Given request
Copy these lines word for word, from the first one up to and including the line that contains "The non-power signal".

Supplied records
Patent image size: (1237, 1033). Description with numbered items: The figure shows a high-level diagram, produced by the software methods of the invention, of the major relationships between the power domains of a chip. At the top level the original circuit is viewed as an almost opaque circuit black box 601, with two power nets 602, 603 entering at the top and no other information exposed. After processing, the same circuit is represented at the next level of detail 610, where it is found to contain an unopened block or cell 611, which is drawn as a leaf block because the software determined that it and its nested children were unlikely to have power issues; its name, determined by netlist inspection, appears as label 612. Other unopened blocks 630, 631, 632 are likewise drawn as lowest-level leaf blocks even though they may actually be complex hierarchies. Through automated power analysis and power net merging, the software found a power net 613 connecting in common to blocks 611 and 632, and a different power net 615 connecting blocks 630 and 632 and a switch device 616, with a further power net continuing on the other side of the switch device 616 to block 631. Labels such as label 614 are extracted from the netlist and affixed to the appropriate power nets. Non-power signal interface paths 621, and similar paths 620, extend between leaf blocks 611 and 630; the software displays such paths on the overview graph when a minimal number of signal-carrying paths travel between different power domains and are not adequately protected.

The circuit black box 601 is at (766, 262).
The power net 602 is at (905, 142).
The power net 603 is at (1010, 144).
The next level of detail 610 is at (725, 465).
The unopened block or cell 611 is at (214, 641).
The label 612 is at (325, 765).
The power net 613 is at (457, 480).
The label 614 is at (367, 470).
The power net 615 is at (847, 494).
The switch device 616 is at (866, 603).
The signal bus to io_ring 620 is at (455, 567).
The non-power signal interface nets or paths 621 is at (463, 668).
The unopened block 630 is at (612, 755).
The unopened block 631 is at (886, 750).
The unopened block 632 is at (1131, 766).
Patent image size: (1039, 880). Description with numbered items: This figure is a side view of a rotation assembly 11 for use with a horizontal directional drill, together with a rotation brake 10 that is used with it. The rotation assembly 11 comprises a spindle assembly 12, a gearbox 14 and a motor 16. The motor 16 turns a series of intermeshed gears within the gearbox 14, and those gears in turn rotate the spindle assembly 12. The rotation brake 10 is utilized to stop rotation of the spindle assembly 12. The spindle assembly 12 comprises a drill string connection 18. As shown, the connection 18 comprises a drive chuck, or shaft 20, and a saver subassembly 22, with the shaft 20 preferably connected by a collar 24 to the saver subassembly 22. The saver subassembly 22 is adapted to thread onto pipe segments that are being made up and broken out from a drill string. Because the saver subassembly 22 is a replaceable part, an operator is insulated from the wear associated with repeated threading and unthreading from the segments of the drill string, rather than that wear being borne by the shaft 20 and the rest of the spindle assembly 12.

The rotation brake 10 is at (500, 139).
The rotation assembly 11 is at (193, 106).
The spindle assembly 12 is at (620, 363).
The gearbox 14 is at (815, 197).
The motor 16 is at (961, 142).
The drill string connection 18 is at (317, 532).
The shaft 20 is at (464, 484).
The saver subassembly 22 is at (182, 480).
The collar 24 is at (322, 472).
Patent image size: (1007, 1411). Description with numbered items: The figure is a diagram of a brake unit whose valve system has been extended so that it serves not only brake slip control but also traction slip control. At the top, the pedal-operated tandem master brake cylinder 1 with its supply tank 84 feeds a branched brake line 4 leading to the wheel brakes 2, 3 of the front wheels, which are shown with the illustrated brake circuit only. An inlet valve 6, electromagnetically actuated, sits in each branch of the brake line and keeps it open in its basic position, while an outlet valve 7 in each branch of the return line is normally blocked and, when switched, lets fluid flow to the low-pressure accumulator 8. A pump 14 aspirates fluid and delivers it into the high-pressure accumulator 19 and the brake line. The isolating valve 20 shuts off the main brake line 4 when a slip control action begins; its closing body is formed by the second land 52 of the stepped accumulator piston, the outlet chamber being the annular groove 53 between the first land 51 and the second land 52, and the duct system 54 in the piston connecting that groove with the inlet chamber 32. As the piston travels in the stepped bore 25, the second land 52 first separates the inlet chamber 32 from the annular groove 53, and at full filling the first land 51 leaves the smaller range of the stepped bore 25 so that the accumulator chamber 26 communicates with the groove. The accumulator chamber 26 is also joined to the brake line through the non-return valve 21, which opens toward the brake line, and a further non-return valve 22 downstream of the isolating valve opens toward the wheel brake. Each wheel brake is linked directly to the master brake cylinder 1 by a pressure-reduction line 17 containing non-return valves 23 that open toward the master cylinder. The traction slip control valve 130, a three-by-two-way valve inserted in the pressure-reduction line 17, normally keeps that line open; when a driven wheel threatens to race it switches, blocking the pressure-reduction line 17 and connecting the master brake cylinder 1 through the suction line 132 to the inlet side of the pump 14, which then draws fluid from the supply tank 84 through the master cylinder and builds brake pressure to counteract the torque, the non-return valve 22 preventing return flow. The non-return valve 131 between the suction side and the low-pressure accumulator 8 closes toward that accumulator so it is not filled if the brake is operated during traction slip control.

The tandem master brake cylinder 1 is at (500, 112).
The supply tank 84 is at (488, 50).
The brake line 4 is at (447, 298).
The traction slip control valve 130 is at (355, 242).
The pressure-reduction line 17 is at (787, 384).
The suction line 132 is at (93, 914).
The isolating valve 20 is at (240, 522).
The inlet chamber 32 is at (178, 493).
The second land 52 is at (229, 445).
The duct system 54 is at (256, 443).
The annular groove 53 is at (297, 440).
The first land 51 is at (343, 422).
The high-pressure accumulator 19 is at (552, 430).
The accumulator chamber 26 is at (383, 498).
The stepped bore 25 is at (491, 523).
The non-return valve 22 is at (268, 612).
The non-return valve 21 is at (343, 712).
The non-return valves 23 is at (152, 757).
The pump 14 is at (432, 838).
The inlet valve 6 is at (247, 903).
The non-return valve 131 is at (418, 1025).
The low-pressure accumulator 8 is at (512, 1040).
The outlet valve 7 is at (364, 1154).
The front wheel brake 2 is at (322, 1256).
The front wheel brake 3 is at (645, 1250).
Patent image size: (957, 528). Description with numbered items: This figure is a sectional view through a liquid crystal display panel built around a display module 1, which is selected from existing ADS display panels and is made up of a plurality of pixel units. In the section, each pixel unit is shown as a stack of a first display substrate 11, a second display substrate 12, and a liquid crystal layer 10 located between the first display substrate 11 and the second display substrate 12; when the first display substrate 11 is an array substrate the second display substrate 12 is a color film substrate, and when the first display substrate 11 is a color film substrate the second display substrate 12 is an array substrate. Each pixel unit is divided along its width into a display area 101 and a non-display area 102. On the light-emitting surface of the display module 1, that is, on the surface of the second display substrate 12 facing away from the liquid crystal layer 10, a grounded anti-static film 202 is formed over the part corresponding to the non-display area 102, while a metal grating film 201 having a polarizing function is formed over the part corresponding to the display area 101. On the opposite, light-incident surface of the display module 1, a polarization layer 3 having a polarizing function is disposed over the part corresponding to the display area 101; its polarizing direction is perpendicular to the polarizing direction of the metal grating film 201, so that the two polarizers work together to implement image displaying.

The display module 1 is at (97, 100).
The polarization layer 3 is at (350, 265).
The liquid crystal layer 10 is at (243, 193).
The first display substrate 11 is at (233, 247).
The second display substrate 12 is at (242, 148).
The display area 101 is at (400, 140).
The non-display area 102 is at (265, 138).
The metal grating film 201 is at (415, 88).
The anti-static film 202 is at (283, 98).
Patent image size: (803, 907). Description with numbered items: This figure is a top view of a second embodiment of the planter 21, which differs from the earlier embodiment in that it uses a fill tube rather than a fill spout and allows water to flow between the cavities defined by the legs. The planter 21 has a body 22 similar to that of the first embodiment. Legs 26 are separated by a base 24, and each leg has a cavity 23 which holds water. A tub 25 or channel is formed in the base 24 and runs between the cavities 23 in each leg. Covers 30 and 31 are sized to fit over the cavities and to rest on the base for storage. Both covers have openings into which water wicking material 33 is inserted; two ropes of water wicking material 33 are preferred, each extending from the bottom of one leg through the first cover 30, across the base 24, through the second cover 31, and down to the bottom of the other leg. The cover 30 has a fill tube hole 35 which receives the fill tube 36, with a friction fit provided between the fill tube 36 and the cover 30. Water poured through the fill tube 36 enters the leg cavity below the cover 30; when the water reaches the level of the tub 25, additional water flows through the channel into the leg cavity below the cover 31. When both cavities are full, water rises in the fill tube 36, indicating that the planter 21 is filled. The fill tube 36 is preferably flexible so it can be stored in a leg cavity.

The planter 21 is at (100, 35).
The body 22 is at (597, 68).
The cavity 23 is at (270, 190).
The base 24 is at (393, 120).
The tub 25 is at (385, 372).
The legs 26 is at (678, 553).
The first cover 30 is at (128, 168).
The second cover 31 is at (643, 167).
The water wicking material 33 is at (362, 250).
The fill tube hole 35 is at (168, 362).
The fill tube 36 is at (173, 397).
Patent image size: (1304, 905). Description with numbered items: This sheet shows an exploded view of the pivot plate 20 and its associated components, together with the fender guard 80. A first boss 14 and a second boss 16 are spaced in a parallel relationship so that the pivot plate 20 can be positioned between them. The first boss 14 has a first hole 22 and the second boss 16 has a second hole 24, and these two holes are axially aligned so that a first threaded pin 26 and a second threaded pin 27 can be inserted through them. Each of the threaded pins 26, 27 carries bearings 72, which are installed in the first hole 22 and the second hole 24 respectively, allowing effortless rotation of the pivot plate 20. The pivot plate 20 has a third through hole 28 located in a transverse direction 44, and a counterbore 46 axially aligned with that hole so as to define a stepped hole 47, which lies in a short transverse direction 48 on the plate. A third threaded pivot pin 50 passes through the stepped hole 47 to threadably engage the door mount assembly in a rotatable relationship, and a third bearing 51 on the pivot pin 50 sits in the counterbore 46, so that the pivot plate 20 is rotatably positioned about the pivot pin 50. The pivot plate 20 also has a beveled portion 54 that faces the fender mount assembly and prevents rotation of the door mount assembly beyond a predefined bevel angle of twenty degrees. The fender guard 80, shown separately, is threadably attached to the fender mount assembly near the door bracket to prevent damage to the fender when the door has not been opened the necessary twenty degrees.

Finished exercise
Patent image size: (1237, 1033). Description with numbered items: The figure shows a high-level diagram, produced by the software methods of the invention, of the major relationships between the power domains of a chip. At the top level the original circuit is viewed as an almost opaque circuit black box 601, with two power nets 602, 603 entering at the top and no other information exposed. After processing, the same circuit is represented at the next level of detail 610, where it is found to contain an unopened block or cell 611, which is drawn as a leaf block because the software determined that it and its nested children were unlikely to have power issues; its name, determined by netlist inspection, appears as label 612. Other unopened blocks 630, 631, 632 are likewise drawn as lowest-level leaf blocks even though they may actually be complex hierarchies. Through automated power analysis and power net merging, the software found a power net 613 connecting in common to blocks 611 and 632, and a different power net 615 connecting blocks 630 and 632 and a switch device 616, with a further power net continuing on the other side of the switch device 616 to block 631. Labels such as label 614 are extracted from the netlist and affixed to the appropriate power nets. Non-power signal interface paths 621, and similar paths 620, extend between leaf blocks 611 and 630; the software displays such paths on the overview graph when a minimal number of signal-carrying paths travel between different power domains and are not adequately protected.

The circuit black box 601 is at (766, 262).
The power net 602 is at (905, 142).
The power net 603 is at (1010, 144).
The next level of detail 610 is at (725, 465).
The unopened block or cell 611 is at (214, 641).
The label 612 is at (325, 765).
The power net 613 is at (457, 480).
The label 614 is at (367, 470).
The power net 615 is at (847, 494).
The switch device 616 is at (866, 603).
The signal bus to io_ring 620 is at (455, 567).
The non-power signal interface nets or paths 621 is at (463, 668).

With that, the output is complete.